#### [RECORDS]
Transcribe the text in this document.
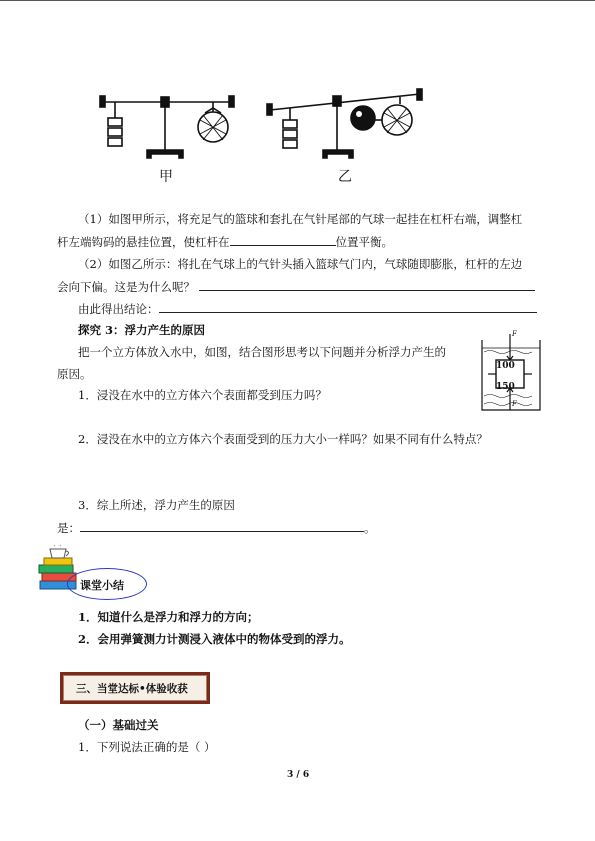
甲	乙
（1）如图甲所示，将充足气的篮球和套扎在气针尾部的气球一起挂在杠杆右端，调整杠
杆左端钩码的悬挂位置，使杠杆在	位置平衡。
（2）如图乙所示：将扎在气球上的气针头插入篮球气门内，气球随即膨胀，杠杆的左边
会向下偏。这是为什么呢？
由此得出结论：
探究 3：浮力产生的原因
把一个立方体放入水中，如图，结合图形思考以下问题并分析浮力产生的
原因。
F
F
100
150
1．浸没在水中的立方体六个表面都受到压力吗？
2．浸没在水中的立方体六个表面受到的压力大小一样吗？如果不同有什么特点？
3．综上所述，浮力产生的原因
是：	。
课堂小结
1．知道什么是浮力和浮力的方向；
2．会用弹簧测力计测浸入液体中的物体受到的浮力。
三、当堂达标•体验收获
（一）基础过关
1．下列说法正确的是（ ）
3 / 6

#### [AIM]
Exactly as written, return every line of the listing, but not the pictures.

#### [TASK OUTPUT]
Transcribe the text in this document.
甲	乙
（1）如图甲所示，将充足气的篮球和套扎在气针尾部的气球一起挂在杠杆右端，调整杠
杆左端钩码的悬挂位置，使杠杆在	位置平衡。
（2）如图乙所示：将扎在气球上的气针头插入篮球气门内，气球随即膨胀，杠杆的左边
会向下偏。这是为什么呢？
由此得出结论：
探究 3：浮力产生的原因
把一个立方体放入水中，如图，结合图形思考以下问题并分析浮力产生的
原因。
F
F
100
150
1．浸没在水中的立方体六个表面都受到压力吗？
2．浸没在水中的立方体六个表面受到的压力大小一样吗？如果不同有什么特点？
3．综上所述，浮力产生的原因
是：	。
课堂小结
1．知道什么是浮力和浮力的方向；
2．会用弹簧测力计测浸入液体中的物体受到的浮力。
三、当堂达标•体验收获
（一）基础过关
1．下列说法正确的是（ ）
3 / 6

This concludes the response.